Task goal
Say how many lines in the records include the string "一只又小又轻", adding no other words.

Records to process
★ ★ ★
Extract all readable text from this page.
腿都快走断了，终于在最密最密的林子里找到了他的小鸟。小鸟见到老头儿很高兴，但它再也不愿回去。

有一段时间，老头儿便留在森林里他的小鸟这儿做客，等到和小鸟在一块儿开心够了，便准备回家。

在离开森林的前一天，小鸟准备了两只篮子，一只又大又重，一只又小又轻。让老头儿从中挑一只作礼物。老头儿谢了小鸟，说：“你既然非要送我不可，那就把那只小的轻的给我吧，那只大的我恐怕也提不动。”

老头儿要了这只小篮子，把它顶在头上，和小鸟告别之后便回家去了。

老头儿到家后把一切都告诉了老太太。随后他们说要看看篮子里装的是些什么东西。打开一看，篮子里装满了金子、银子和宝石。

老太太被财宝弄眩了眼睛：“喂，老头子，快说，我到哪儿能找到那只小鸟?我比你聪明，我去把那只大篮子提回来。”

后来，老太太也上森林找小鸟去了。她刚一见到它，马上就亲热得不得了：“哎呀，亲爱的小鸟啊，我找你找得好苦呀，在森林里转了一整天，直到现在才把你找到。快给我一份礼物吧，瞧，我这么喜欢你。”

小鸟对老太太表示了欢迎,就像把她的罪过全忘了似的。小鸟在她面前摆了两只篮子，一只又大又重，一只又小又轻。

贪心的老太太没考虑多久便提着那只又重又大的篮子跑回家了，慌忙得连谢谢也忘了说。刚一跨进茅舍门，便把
★ ★ ★
Answer for this exercise
2